* _EXERCISE DIRECTIONS_
Copy out each line exactly as it appears.

* _DATA PROVIDED_
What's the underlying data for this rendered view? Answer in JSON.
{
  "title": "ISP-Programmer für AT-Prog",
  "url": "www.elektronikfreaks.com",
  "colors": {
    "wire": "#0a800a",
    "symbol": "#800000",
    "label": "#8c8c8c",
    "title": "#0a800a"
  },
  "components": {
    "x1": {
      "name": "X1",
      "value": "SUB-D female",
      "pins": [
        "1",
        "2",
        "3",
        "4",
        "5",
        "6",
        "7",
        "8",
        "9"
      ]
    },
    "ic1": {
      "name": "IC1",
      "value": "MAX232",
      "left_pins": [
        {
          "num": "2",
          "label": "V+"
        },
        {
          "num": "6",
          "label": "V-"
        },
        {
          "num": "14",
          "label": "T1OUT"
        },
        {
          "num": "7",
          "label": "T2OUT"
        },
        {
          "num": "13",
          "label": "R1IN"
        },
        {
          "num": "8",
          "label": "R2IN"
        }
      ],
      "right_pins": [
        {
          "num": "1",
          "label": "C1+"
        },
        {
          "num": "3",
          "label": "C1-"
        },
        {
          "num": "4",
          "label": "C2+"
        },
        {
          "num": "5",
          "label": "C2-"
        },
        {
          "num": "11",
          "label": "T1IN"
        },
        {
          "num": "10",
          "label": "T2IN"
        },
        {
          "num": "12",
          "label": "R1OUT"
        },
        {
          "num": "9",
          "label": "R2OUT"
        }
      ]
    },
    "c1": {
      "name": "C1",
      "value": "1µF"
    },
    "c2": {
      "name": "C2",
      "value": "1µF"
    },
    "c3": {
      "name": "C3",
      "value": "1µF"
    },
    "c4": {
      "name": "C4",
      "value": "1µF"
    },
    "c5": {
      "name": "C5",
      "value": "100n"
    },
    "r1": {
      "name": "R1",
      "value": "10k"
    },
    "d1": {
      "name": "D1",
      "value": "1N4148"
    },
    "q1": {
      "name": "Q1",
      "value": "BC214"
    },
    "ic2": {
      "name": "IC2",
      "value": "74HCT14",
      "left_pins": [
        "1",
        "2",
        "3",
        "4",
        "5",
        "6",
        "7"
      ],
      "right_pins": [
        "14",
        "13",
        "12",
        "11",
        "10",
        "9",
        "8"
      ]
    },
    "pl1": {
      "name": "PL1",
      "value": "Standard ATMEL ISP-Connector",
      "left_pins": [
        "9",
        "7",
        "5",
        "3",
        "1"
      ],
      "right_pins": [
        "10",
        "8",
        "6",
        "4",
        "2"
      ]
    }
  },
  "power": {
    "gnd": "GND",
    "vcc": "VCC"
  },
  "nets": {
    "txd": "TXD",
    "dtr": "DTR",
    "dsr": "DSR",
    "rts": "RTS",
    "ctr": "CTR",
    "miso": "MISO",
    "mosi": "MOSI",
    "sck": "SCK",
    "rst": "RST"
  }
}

* _FULL OUTPUT_
What's the underlying data for this rendered view? Answer in JSON.
{
  "title": "ISP-Programmer für AT-Prog",
  "url": "www.elektronikfreaks.com",
  "colors": {
    "wire": "#0a800a",
    "symbol": "#800000",
    "label": "#8c8c8c",
    "title": "#0a800a"
  },
  "components": {
    "x1": {
      "name": "X1",
      "value": "SUB-D female",
      "pins": [
        "1",
        "2",
        "3",
        "4",
        "5",
        "6",
        "7",
        "8",
        "9"
      ]
    },
    "ic1": {
      "name": "IC1",
      "value": "MAX232",
      "left_pins": [
        {
          "num": "2",
          "label": "V+"
        },
        {
          "num": "6",
          "label": "V-"
        },
        {
          "num": "14",
          "label": "T1OUT"
        },
        {
          "num": "7",
          "label": "T2OUT"
        },
        {
          "num": "13",
          "label": "R1IN"
        },
        {
          "num": "8",
          "label": "R2IN"
        }
      ],
      "right_pins": [
        {
          "num": "1",
          "label": "C1+"
        },
        {
          "num": "3",
          "label": "C1-"
        },
        {
          "num": "4",
          "label": "C2+"
        },
        {
          "num": "5",
          "label": "C2-"
        },
        {
          "num": "11",
          "label": "T1IN"
        },
        {
          "num": "10",
          "label": "T2IN"
        },
        {
          "num": "12",
          "label": "R1OUT"
        },
        {
          "num": "9",
          "label": "R2OUT"
        }
      ]
    },
    "c1": {
      "name": "C1",
      "value": "1µF"
    },
    "c2": {
      "name": "C2",
      "value": "1µF"
    },
    "c3": {
      "name": "C3",
      "value": "1µF"
    },
    "c4": {
      "name": "C4",
      "value": "1µF"
    },
    "c5": {
      "name": "C5",
      "value": "100n"
    },
    "r1": {
      "name": "R1",
      "value": "10k"
    },
    "d1": {
      "name": "D1",
      "value": "1N4148"
    },
    "q1": {
      "name": "Q1",
      "value": "BC214"
    },
    "ic2": {
      "name": "IC2",
      "value": "74HCT14",
      "left_pins": [
        "1",
        "2",
        "3",
        "4",
        "5",
        "6",
        "7"
      ],
      "right_pins": [
        "14",
        "13",
        "12",
        "11",
        "10",
        "9",
        "8"
      ]
    },
    "pl1": {
      "name": "PL1",
      "value": "Standard ATMEL ISP-Connector",
      "left_pins": [
        "9",
        "7",
        "5",
        "3",
        "1"
      ],
      "right_pins": [
        "10",
        "8",
        "6",
        "4",
        "2"
      ]
    }
  },
  "power": {
    "gnd": "GND",
    "vcc": "VCC"
  },
  "nets": {
    "txd": "TXD",
    "dtr": "DTR",
    "dsr": "DSR",
    "rts": "RTS",
    "ctr": "CTR",
    "miso": "MISO",
    "mosi": "MOSI",
    "sck": "SCK",
    "rst": "RST"
  }
}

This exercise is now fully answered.